SHORT EXERCISE
Pull every line with the word "resolutie" out of the entries below.

SUPPLIED INFORMATION
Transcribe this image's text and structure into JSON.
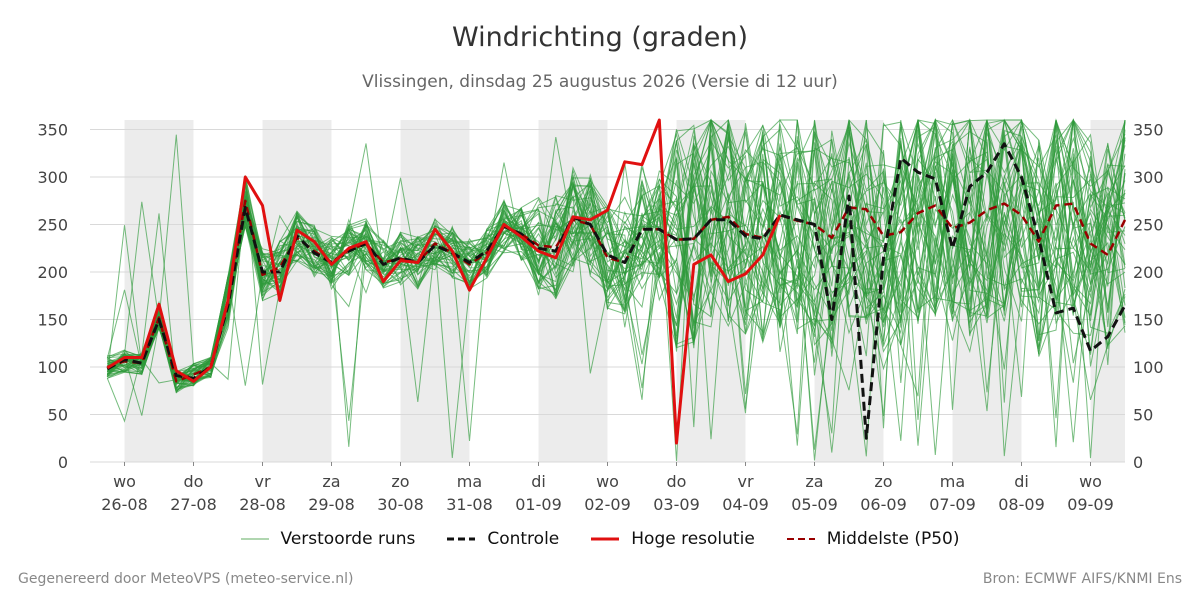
{
  "title": "Windrichting (graden)",
  "subtitle": "Vlissingen, dinsdag 25 augustus 2026 (Versie di 12 uur)",
  "footer_left": "Gegenereerd door MeteoVPS (meteo-service.nl)",
  "footer_right": "Bron: ECMWF AIFS/KNMI Ens",
  "legend": [
    {
      "label": "Verstoorde runs",
      "color": "#3a9a3a",
      "style": "thin"
    },
    {
      "label": "Controle",
      "color": "#111111",
      "style": "dashed"
    },
    {
      "label": "Hoge resolutie",
      "color": "#e01010",
      "style": "solid"
    },
    {
      "label": "Middelste (P50)",
      "color": "#990000",
      "style": "dashed"
    }
  ],
  "chart_data": {
    "type": "line",
    "title": "Windrichting (graden)",
    "ylim": [
      0,
      360
    ],
    "yticks": [
      0,
      50,
      100,
      150,
      200,
      250,
      300,
      350
    ],
    "grid": true,
    "x_range_days": [
      -0.5,
      14.5
    ],
    "x_unit": "dag (index vanaf wo 26-08)",
    "xticks": [
      {
        "day": 0,
        "dow": "wo",
        "date": "26-08"
      },
      {
        "day": 1,
        "dow": "do",
        "date": "27-08"
      },
      {
        "day": 2,
        "dow": "vr",
        "date": "28-08"
      },
      {
        "day": 3,
        "dow": "za",
        "date": "29-08"
      },
      {
        "day": 4,
        "dow": "zo",
        "date": "30-08"
      },
      {
        "day": 5,
        "dow": "ma",
        "date": "31-08"
      },
      {
        "day": 6,
        "dow": "di",
        "date": "01-09"
      },
      {
        "day": 7,
        "dow": "wo",
        "date": "02-09"
      },
      {
        "day": 8,
        "dow": "do",
        "date": "03-09"
      },
      {
        "day": 9,
        "dow": "vr",
        "date": "04-09"
      },
      {
        "day": 10,
        "dow": "za",
        "date": "05-09"
      },
      {
        "day": 11,
        "dow": "zo",
        "date": "06-09"
      },
      {
        "day": 12,
        "dow": "ma",
        "date": "07-09"
      },
      {
        "day": 13,
        "dow": "di",
        "date": "08-09"
      },
      {
        "day": 14,
        "dow": "wo",
        "date": "09-09"
      }
    ],
    "shaded_days": [
      [
        0,
        1
      ],
      [
        2,
        3
      ],
      [
        4,
        5
      ],
      [
        6,
        7
      ],
      [
        8,
        9
      ],
      [
        10,
        11
      ],
      [
        12,
        13
      ],
      [
        14,
        14.5
      ]
    ],
    "series": [
      {
        "name": "Hoge resolutie",
        "color": "#e01010",
        "x": [
          -0.25,
          0,
          0.25,
          0.5,
          0.75,
          1,
          1.25,
          1.5,
          1.75,
          2,
          2.25,
          2.5,
          2.75,
          3,
          3.25,
          3.5,
          3.75,
          4,
          4.25,
          4.5,
          4.75,
          5,
          5.25,
          5.5,
          5.75,
          6,
          6.25,
          6.5,
          6.75,
          7,
          7.25,
          7.5,
          7.75,
          8,
          8.25,
          8.5,
          8.75,
          9,
          9.25,
          9.5
        ],
        "values": [
          99,
          110,
          110,
          166,
          96,
          85,
          100,
          170,
          300,
          270,
          170,
          244,
          232,
          208,
          225,
          232,
          190,
          212,
          210,
          245,
          222,
          181,
          215,
          250,
          237,
          222,
          215,
          258,
          255,
          265,
          316,
          313,
          360,
          20,
          208,
          218,
          190,
          198,
          218,
          260
        ]
      },
      {
        "name": "Controle",
        "color": "#111111",
        "x": [
          -0.25,
          0,
          0.25,
          0.5,
          0.75,
          1,
          1.25,
          1.5,
          1.75,
          2,
          2.25,
          2.5,
          2.75,
          3,
          3.25,
          3.5,
          3.75,
          4,
          4.25,
          4.5,
          4.75,
          5,
          5.25,
          5.5,
          5.75,
          6,
          6.25,
          6.5,
          6.75,
          7,
          7.25,
          7.5,
          7.75,
          8,
          8.25,
          8.5,
          8.75,
          9,
          9.25,
          9.5,
          9.75,
          10,
          10.25,
          10.5,
          10.75,
          11,
          11.25,
          11.5,
          11.75,
          12,
          12.25,
          12.5,
          12.75,
          13,
          13.25,
          13.5,
          13.75,
          14,
          14.25,
          14.5
        ],
        "values": [
          98,
          108,
          104,
          150,
          91,
          88,
          100,
          165,
          268,
          200,
          200,
          238,
          220,
          210,
          222,
          230,
          208,
          215,
          210,
          228,
          220,
          210,
          222,
          248,
          240,
          225,
          222,
          258,
          250,
          218,
          210,
          245,
          245,
          234,
          235,
          255,
          255,
          238,
          235,
          260,
          255,
          250,
          150,
          280,
          25,
          215,
          320,
          305,
          298,
          225,
          290,
          305,
          335,
          300,
          235,
          157,
          162,
          117,
          132,
          165
        ]
      },
      {
        "name": "Middelste (P50)",
        "color": "#990000",
        "x": [
          -0.25,
          0,
          0.25,
          0.5,
          0.75,
          1,
          1.25,
          1.5,
          1.75,
          2,
          2.25,
          2.5,
          2.75,
          3,
          3.25,
          3.5,
          3.75,
          4,
          4.25,
          4.5,
          4.75,
          5,
          5.25,
          5.5,
          5.75,
          6,
          6.25,
          6.5,
          6.75,
          7,
          7.25,
          7.5,
          7.75,
          8,
          8.25,
          8.5,
          8.75,
          9,
          9.25,
          9.5,
          9.75,
          10,
          10.25,
          10.5,
          10.75,
          11,
          11.25,
          11.5,
          11.75,
          12,
          12.25,
          12.5,
          12.75,
          13,
          13.25,
          13.5,
          13.75,
          14,
          14.25,
          14.5
        ],
        "values": [
          100,
          106,
          104,
          152,
          85,
          92,
          100,
          168,
          275,
          197,
          205,
          236,
          222,
          210,
          223,
          230,
          210,
          214,
          210,
          230,
          220,
          208,
          220,
          248,
          240,
          228,
          226,
          255,
          250,
          215,
          210,
          245,
          245,
          234,
          235,
          255,
          258,
          240,
          236,
          260,
          254,
          250,
          236,
          268,
          266,
          238,
          242,
          262,
          270,
          246,
          252,
          265,
          272,
          260,
          232,
          270,
          272,
          230,
          218,
          255
        ]
      }
    ]
  }
}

EXERCISE OUTPUT
      "label": "Hoge resolutie",
        "name": "Hoge resolutie",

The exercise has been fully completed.